*Requirement*:
Can you quote the records below in full, word for word?
--- Start of Data supplied ---
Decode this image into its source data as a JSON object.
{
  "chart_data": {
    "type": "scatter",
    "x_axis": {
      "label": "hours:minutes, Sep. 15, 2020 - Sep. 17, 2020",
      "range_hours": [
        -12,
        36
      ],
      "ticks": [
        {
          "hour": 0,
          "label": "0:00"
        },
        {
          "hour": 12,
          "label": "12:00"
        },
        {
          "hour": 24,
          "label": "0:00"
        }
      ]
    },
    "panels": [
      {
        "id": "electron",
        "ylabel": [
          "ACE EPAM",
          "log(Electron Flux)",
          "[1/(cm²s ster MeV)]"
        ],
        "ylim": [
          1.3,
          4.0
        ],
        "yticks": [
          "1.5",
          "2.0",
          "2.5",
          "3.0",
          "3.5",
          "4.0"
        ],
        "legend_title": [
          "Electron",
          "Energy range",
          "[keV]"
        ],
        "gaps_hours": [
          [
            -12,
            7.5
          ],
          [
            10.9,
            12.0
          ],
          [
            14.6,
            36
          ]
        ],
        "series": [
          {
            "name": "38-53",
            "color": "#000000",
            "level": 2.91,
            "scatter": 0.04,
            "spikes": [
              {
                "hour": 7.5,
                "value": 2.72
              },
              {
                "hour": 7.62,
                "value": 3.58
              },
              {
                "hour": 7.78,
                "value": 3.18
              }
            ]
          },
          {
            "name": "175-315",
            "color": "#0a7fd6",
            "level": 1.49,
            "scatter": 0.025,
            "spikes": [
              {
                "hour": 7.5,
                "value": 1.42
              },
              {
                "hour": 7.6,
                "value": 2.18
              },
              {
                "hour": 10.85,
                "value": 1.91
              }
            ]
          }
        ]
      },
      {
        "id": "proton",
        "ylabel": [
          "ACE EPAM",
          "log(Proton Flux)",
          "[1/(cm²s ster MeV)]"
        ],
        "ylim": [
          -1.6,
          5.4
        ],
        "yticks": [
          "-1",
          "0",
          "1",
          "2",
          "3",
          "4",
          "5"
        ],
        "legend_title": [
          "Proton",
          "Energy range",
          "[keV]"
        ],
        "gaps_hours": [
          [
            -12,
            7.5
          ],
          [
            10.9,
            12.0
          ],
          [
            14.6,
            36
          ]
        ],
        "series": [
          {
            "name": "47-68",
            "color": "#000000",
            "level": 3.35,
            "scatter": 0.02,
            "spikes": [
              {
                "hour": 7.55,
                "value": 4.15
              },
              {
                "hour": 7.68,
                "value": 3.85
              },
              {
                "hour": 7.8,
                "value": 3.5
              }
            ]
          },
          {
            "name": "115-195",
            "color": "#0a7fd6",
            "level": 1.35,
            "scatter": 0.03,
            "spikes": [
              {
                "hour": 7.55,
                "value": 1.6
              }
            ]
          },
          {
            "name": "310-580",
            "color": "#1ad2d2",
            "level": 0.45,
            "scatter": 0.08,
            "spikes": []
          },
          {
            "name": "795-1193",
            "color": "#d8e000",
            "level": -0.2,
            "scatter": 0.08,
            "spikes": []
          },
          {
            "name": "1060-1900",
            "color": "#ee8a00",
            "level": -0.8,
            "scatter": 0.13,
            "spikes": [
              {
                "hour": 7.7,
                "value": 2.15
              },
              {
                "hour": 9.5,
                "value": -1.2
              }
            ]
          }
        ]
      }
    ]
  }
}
--- End of Data supplied ---
*Result*:
Decode this image into its source data as a JSON object.
{
  "chart_data": {
    "type": "scatter",
    "x_axis": {
      "label": "hours:minutes, Sep. 15, 2020 - Sep. 17, 2020",
      "range_hours": [
        -12,
        36
      ],
      "ticks": [
        {
          "hour": 0,
          "label": "0:00"
        },
        {
          "hour": 12,
          "label": "12:00"
        },
        {
          "hour": 24,
          "label": "0:00"
        }
      ]
    },
    "panels": [
      {
        "id": "electron",
        "ylabel": [
          "ACE EPAM",
          "log(Electron Flux)",
          "[1/(cm²s ster MeV)]"
        ],
        "ylim": [
          1.3,
          4.0
        ],
        "yticks": [
          "1.5",
          "2.0",
          "2.5",
          "3.0",
          "3.5",
          "4.0"
        ],
        "legend_title": [
          "Electron",
          "Energy range",
          "[keV]"
        ],
        "gaps_hours": [
          [
            -12,
            7.5
          ],
          [
            10.9,
            12.0
          ],
          [
            14.6,
            36
          ]
        ],
        "series": [
          {
            "name": "38-53",
            "color": "#000000",
            "level": 2.91,
            "scatter": 0.04,
            "spikes": [
              {
                "hour": 7.5,
                "value": 2.72
              },
              {
                "hour": 7.62,
                "value": 3.58
              },
              {
                "hour": 7.78,
                "value": 3.18
              }
            ]
          },
          {
            "name": "175-315",
            "color": "#0a7fd6",
            "level": 1.49,
            "scatter": 0.025,
            "spikes": [
              {
                "hour": 7.5,
                "value": 1.42
              },
              {
                "hour": 7.6,
                "value": 2.18
              },
              {
                "hour": 10.85,
                "value": 1.91
              }
            ]
          }
        ]
      },
      {
        "id": "proton",
        "ylabel": [
          "ACE EPAM",
          "log(Proton Flux)",
          "[1/(cm²s ster MeV)]"
        ],
        "ylim": [
          -1.6,
          5.4
        ],
        "yticks": [
          "-1",
          "0",
          "1",
          "2",
          "3",
          "4",
          "5"
        ],
        "legend_title": [
          "Proton",
          "Energy range",
          "[keV]"
        ],
        "gaps_hours": [
          [
            -12,
            7.5
          ],
          [
            10.9,
            12.0
          ],
          [
            14.6,
            36
          ]
        ],
        "series": [
          {
            "name": "47-68",
            "color": "#000000",
            "level": 3.35,
            "scatter": 0.02,
            "spikes": [
              {
                "hour": 7.55,
                "value": 4.15
              },
              {
                "hour": 7.68,
                "value": 3.85
              },
              {
                "hour": 7.8,
                "value": 3.5
              }
            ]
          },
          {
            "name": "115-195",
            "color": "#0a7fd6",
            "level": 1.35,
            "scatter": 0.03,
            "spikes": [
              {
                "hour": 7.55,
                "value": 1.6
              }
            ]
          },
          {
            "name": "310-580",
            "color": "#1ad2d2",
            "level": 0.45,
            "scatter": 0.08,
            "spikes": []
          },
          {
            "name": "795-1193",
            "color": "#d8e000",
            "level": -0.2,
            "scatter": 0.08,
            "spikes": []
          },
          {
            "name": "1060-1900",
            "color": "#ee8a00",
            "level": -0.8,
            "scatter": 0.13,
            "spikes": [
              {
                "hour": 7.7,
                "value": 2.15
              },
              {
                "hour": 9.5,
                "value": -1.2
              }
            ]
          }
        ]
      }
    ]
  }
}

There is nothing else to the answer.